→ Your task: Check each line of the data for "globally" and select those that have it.

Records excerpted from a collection
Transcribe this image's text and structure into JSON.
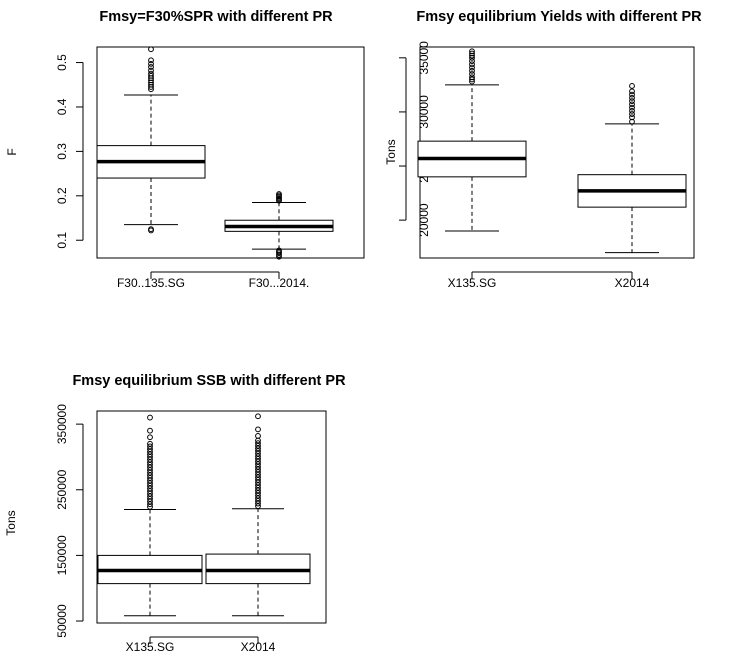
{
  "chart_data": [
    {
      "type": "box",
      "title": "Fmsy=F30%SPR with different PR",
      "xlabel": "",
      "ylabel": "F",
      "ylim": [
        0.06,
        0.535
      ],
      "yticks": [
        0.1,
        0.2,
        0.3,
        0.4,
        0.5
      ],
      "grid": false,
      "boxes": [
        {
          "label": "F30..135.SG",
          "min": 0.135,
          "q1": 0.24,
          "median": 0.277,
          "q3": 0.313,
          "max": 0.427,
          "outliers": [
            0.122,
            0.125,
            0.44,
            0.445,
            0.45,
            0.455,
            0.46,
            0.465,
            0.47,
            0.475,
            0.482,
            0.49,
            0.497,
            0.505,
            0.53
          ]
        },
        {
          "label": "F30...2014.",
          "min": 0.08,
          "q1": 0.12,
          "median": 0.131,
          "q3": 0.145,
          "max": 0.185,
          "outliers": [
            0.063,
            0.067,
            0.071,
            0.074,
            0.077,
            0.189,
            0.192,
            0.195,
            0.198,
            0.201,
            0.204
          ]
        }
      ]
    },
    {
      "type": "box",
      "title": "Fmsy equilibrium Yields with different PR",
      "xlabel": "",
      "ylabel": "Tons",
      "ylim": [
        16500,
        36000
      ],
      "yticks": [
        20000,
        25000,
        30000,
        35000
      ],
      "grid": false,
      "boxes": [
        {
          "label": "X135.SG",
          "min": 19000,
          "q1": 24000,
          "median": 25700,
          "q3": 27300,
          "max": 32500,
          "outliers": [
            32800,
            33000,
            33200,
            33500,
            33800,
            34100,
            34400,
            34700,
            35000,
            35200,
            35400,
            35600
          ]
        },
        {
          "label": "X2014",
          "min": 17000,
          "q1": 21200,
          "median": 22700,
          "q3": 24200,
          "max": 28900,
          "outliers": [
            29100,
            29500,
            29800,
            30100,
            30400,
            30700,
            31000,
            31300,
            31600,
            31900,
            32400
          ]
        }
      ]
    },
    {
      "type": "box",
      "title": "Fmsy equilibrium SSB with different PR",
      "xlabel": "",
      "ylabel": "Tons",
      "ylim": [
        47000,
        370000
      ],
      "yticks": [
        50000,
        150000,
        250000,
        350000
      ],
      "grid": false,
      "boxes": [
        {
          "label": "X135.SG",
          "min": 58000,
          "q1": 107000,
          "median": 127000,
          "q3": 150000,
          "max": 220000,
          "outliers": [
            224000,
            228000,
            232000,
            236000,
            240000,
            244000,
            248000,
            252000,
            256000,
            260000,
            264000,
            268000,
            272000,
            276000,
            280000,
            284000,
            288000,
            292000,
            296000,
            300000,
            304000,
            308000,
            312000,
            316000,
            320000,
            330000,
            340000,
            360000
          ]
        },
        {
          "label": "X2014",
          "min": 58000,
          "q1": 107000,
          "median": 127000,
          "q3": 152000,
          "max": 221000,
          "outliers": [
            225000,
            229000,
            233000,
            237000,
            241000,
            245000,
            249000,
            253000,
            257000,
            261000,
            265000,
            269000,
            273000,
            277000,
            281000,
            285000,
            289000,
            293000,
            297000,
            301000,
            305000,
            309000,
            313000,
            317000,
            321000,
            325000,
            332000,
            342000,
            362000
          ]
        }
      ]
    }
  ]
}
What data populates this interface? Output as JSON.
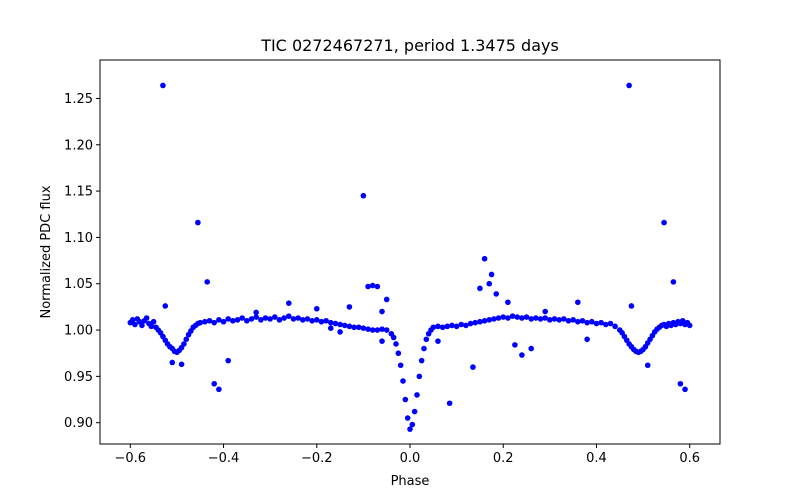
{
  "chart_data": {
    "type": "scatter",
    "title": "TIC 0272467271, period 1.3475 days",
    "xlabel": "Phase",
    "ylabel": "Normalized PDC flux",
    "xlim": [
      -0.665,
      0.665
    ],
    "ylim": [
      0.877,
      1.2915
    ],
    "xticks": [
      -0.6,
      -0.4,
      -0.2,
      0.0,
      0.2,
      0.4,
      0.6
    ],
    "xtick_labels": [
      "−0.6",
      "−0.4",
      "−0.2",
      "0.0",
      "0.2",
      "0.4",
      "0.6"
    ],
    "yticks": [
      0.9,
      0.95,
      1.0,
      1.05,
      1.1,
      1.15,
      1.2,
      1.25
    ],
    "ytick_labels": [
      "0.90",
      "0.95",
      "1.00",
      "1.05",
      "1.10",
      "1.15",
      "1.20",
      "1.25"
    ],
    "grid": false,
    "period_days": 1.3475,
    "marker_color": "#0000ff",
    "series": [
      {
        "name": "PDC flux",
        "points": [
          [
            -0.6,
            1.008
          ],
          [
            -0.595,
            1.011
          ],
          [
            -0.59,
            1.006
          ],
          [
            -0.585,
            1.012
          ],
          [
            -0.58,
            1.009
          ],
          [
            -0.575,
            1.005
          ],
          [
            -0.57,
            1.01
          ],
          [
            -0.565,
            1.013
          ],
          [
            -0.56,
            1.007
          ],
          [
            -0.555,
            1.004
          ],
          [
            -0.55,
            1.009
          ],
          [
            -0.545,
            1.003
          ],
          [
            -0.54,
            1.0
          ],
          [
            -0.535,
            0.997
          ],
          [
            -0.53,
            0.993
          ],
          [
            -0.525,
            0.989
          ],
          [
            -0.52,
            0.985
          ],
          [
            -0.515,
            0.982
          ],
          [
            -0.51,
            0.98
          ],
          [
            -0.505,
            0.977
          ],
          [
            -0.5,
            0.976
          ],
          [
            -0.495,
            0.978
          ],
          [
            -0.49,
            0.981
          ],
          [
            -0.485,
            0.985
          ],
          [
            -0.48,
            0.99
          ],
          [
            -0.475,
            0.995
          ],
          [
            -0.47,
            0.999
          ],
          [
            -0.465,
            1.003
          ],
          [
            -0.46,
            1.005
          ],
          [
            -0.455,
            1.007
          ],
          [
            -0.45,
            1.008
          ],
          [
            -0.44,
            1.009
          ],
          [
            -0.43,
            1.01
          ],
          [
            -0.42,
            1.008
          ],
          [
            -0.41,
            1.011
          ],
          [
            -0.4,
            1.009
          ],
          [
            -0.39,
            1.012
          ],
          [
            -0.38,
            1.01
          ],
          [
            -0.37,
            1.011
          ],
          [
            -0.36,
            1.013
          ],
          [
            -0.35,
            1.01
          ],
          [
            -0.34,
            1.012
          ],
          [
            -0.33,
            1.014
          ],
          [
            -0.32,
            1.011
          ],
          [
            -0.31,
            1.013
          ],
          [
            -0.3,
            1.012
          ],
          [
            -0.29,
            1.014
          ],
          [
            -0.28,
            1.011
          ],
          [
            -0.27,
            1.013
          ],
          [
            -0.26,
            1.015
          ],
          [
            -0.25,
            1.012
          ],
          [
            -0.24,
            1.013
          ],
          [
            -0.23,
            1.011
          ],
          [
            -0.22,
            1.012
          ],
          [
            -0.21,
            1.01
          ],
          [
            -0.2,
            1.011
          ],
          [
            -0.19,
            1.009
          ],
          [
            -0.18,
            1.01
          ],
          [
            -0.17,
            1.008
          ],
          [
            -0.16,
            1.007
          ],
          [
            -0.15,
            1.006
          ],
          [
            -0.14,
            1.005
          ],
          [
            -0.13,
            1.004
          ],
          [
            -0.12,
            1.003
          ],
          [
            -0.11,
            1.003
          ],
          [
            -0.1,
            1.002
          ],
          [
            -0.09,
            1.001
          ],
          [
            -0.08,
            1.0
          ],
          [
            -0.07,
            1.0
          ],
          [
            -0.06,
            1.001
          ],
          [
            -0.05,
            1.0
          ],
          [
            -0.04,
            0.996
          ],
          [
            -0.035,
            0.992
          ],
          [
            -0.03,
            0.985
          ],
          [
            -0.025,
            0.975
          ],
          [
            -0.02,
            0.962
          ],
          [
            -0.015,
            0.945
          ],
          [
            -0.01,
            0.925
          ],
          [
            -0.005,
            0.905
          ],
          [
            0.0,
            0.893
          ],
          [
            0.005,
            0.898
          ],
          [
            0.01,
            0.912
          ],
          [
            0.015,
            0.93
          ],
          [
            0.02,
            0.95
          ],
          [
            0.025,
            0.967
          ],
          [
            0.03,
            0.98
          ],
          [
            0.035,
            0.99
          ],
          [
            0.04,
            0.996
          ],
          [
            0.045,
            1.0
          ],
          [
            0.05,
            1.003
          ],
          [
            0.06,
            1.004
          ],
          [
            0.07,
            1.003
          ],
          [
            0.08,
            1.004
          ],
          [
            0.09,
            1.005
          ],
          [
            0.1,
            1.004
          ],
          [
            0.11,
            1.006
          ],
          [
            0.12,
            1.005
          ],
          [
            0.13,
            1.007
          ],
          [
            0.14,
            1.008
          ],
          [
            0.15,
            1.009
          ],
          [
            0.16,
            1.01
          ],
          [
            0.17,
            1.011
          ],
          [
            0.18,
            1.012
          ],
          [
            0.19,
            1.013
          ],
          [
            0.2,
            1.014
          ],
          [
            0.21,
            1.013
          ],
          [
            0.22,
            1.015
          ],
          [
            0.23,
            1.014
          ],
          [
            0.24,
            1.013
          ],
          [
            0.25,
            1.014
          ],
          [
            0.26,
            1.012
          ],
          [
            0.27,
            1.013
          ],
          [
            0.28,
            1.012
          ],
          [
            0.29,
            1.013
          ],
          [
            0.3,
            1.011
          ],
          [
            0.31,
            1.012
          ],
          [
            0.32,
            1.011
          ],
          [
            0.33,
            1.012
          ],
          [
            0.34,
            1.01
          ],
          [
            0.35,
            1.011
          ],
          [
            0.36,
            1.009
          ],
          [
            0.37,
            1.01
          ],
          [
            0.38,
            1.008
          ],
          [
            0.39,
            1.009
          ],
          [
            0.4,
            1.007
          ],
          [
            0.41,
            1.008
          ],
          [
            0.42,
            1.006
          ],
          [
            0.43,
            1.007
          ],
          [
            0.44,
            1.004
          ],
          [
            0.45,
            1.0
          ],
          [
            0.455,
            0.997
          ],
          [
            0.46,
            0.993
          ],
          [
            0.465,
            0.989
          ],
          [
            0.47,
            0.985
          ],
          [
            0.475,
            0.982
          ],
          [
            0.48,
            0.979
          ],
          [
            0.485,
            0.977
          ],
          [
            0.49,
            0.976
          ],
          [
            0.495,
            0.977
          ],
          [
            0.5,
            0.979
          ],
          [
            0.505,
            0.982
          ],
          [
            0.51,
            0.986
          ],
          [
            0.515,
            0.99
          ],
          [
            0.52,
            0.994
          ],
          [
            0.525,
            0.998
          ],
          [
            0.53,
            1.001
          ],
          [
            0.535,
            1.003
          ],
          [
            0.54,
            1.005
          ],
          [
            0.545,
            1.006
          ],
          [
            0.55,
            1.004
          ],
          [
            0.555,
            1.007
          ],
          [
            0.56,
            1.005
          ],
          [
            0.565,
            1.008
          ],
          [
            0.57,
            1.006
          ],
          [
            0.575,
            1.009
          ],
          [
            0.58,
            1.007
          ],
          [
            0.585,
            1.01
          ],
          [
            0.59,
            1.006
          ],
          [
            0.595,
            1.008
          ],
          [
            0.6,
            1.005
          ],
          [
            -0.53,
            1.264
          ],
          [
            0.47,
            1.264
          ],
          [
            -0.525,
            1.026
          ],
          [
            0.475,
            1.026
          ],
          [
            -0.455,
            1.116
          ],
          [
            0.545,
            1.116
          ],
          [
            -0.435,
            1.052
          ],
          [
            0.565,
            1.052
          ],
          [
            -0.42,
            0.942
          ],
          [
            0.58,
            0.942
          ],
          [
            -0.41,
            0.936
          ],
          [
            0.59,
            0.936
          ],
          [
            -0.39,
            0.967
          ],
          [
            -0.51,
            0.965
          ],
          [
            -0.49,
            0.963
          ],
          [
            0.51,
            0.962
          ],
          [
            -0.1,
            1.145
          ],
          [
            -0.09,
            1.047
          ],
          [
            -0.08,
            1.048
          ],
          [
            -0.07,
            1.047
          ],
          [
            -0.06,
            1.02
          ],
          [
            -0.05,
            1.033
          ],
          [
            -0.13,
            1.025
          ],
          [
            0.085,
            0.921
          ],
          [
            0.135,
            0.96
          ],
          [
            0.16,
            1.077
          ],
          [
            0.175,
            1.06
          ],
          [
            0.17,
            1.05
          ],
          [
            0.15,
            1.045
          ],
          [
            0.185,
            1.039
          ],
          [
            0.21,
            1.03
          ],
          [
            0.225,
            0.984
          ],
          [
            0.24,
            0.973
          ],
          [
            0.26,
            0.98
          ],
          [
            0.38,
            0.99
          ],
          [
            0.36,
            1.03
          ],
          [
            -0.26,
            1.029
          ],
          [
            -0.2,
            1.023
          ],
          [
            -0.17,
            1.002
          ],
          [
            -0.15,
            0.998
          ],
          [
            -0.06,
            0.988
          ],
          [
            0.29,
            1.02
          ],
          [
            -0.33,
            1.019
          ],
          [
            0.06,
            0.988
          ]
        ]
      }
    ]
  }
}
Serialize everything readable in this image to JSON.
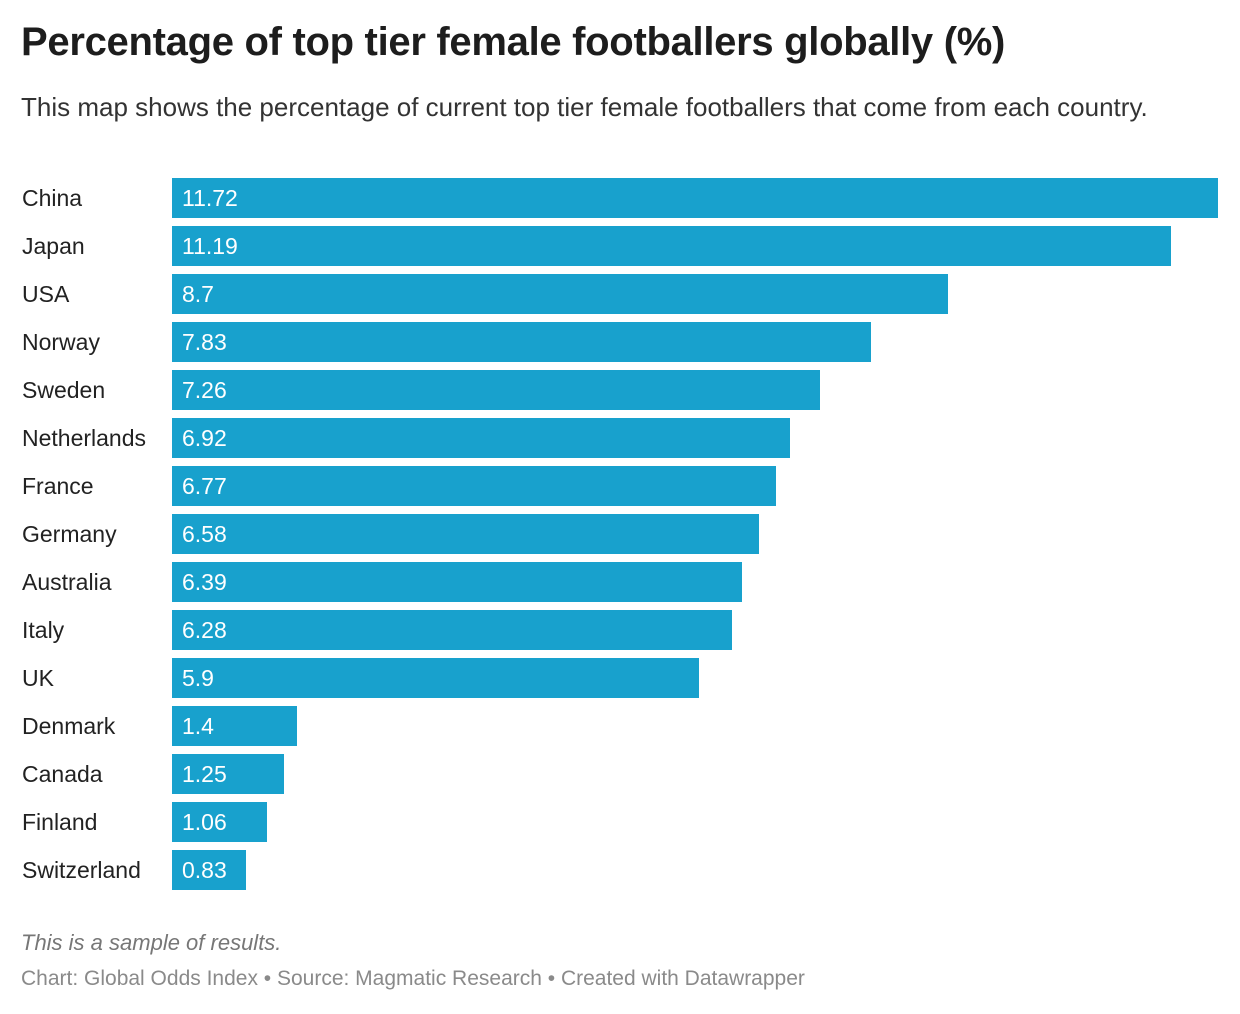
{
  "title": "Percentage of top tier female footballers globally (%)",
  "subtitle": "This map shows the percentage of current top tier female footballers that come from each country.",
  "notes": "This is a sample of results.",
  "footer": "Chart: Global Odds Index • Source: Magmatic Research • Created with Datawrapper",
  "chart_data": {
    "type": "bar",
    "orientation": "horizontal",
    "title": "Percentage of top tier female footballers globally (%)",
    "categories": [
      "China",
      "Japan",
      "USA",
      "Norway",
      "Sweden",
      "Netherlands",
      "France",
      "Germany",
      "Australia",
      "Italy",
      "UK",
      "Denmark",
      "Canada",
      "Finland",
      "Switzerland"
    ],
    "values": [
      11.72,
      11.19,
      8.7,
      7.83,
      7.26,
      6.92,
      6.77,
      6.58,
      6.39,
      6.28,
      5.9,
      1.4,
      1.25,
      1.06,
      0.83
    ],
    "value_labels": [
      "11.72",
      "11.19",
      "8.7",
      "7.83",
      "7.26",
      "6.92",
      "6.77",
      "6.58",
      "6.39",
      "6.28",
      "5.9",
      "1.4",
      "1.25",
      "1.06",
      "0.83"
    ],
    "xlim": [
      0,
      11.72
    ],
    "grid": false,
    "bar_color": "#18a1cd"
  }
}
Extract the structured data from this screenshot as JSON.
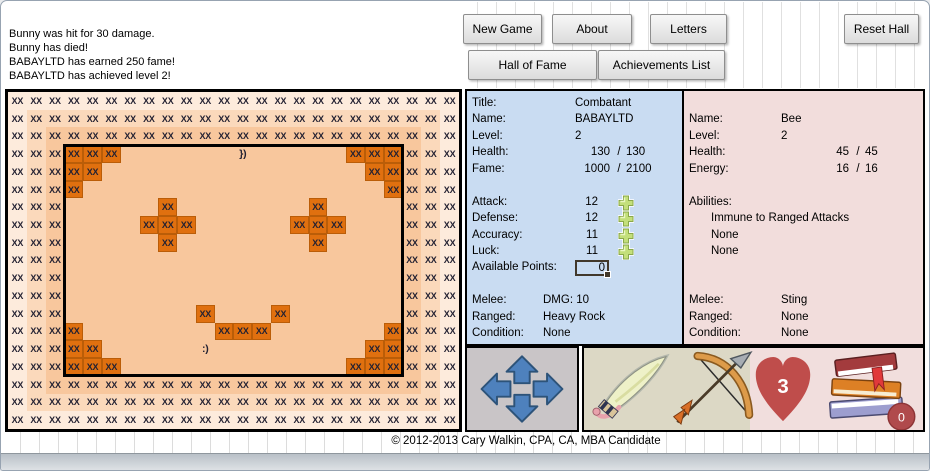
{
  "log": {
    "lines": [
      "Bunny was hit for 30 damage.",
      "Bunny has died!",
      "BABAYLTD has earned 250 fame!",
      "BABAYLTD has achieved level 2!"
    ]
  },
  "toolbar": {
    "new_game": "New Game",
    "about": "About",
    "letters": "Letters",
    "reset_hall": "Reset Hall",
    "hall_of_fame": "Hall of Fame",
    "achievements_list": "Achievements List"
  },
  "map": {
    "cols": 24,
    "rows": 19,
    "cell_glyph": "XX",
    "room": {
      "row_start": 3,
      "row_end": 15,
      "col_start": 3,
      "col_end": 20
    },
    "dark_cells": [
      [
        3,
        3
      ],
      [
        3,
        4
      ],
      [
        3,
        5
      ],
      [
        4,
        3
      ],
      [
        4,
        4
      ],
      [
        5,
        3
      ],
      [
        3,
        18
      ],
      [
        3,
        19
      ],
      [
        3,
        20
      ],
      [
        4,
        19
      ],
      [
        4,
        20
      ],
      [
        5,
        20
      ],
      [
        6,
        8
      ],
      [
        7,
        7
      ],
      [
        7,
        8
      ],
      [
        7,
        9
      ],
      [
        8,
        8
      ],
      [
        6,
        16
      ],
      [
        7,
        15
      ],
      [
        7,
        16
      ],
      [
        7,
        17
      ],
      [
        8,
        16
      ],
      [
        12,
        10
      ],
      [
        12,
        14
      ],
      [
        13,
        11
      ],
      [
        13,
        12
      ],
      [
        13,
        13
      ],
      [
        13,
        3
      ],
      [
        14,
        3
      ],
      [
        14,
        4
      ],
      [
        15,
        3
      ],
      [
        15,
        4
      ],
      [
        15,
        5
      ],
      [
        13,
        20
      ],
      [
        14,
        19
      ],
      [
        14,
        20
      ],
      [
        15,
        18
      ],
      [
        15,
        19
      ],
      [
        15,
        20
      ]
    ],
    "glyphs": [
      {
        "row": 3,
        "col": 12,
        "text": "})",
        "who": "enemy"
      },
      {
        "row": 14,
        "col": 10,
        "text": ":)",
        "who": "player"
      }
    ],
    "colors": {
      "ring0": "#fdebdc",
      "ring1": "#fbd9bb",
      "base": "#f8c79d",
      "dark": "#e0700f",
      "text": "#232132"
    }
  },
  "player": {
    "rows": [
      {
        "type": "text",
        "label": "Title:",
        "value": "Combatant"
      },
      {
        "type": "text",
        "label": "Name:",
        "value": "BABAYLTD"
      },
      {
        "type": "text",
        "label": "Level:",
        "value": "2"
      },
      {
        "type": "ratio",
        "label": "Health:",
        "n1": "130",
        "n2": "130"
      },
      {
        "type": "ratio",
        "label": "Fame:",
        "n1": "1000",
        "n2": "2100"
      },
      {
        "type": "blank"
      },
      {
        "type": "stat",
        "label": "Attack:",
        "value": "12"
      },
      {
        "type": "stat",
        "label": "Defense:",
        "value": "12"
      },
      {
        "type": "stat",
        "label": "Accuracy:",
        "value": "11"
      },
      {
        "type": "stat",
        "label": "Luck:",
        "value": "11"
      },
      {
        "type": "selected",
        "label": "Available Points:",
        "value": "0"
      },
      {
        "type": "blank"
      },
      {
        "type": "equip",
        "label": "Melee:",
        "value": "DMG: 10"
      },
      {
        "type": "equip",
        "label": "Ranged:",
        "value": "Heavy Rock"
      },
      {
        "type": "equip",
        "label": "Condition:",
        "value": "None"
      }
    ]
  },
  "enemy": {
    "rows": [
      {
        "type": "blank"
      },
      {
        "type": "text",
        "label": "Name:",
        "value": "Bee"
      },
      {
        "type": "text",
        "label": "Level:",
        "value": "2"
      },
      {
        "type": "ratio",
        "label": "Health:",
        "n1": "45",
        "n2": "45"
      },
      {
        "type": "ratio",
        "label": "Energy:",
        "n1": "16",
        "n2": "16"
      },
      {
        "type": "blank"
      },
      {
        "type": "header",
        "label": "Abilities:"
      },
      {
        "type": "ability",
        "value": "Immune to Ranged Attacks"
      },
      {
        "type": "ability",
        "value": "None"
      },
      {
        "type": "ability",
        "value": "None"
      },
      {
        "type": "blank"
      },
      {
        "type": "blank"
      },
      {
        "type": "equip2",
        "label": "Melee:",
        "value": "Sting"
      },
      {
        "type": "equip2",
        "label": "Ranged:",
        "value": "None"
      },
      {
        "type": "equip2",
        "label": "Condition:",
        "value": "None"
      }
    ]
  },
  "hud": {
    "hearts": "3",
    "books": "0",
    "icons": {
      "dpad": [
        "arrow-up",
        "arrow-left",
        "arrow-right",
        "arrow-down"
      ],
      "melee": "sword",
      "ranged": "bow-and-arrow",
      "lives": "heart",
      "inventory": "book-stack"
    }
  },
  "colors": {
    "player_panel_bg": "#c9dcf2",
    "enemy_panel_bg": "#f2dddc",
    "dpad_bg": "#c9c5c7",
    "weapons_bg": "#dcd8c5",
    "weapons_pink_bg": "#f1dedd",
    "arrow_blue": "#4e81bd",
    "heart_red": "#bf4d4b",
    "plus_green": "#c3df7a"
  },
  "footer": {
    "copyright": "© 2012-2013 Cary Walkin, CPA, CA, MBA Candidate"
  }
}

→ Result:
  "title": "Percentage of top tier female footballers globally (%)",
    "title": "Percentage of top tier female footballers globally (%)",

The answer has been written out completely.